— Job —
Select, from the material below, each line with "пильных" in it.

Extracted data entries
• • • • •

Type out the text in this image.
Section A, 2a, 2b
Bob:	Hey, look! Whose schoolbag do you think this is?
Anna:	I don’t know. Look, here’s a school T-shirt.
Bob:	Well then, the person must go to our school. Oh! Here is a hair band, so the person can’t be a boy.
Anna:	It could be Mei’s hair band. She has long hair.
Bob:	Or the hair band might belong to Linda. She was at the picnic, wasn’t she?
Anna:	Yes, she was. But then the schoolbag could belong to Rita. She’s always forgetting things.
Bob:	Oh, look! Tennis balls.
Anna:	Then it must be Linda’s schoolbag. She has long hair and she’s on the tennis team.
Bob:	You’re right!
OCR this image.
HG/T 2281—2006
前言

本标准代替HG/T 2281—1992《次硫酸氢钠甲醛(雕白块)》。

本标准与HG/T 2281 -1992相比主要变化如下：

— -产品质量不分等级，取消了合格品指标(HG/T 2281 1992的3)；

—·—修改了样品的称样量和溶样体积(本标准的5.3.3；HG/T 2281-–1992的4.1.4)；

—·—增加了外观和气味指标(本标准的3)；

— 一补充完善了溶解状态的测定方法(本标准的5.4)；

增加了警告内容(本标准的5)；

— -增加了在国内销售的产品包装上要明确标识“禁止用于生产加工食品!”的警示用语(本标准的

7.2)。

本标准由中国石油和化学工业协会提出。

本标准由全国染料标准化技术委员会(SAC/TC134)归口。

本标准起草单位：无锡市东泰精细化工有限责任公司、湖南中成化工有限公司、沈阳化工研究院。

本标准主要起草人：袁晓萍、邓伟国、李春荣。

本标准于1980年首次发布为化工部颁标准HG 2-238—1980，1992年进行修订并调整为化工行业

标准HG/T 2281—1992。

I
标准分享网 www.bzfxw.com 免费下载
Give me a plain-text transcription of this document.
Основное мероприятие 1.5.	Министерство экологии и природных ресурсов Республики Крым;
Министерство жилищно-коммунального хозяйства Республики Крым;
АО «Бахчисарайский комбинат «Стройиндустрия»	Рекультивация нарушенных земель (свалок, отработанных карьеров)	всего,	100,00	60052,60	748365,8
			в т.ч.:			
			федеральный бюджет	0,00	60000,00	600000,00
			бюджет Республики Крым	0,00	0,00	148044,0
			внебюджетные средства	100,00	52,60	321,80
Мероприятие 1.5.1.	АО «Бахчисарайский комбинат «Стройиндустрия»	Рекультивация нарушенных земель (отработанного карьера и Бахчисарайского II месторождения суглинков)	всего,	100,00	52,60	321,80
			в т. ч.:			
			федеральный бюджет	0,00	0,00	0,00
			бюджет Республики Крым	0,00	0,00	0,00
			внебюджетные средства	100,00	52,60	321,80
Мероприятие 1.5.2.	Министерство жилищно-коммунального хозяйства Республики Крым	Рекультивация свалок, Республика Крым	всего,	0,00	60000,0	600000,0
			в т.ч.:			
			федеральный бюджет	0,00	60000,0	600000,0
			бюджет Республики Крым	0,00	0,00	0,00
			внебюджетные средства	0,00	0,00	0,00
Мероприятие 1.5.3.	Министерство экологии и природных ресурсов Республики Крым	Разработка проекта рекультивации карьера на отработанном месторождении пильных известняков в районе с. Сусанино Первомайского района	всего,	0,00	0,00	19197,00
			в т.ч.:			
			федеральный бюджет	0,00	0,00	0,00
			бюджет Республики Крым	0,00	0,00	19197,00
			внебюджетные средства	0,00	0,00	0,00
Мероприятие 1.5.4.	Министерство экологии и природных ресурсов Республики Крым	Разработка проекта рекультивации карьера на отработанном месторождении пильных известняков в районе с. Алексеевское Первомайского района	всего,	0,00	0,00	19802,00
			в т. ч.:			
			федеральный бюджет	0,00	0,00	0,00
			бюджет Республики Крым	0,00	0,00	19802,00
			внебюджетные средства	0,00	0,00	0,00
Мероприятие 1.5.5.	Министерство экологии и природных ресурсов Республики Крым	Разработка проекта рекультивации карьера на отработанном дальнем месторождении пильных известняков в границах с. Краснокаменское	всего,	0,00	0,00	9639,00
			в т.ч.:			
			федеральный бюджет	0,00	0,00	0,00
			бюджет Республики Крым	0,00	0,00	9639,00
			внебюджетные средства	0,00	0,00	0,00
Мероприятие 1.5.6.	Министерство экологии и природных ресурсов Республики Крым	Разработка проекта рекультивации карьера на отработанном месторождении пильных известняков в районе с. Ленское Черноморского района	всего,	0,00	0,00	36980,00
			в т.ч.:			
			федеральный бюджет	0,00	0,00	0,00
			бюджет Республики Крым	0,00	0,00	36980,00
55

• • • • •

— The completed task —
Мероприятие 1.5.3.	Министерство экологии и природных ресурсов Республики Крым	Разработка проекта рекультивации карьера на отработанном месторождении пильных известняков в районе с. Сусанино Первомайского района	всего,	0,00	0,00	19197,00
Мероприятие 1.5.4.	Министерство экологии и природных ресурсов Республики Крым	Разработка проекта рекультивации карьера на отработанном месторождении пильных известняков в районе с. Алексеевское Первомайского района	всего,	0,00	0,00	19802,00
Мероприятие 1.5.5.	Министерство экологии и природных ресурсов Республики Крым	Разработка проекта рекультивации карьера на отработанном дальнем месторождении пильных известняков в границах с. Краснокаменское	всего,	0,00	0,00	9639,00
Мероприятие 1.5.6.	Министерство экологии и природных ресурсов Республики Крым	Разработка проекта рекультивации карьера на отработанном месторождении пильных известняков в районе с. Ленское Черноморского района	всего,	0,00	0,00	36980,00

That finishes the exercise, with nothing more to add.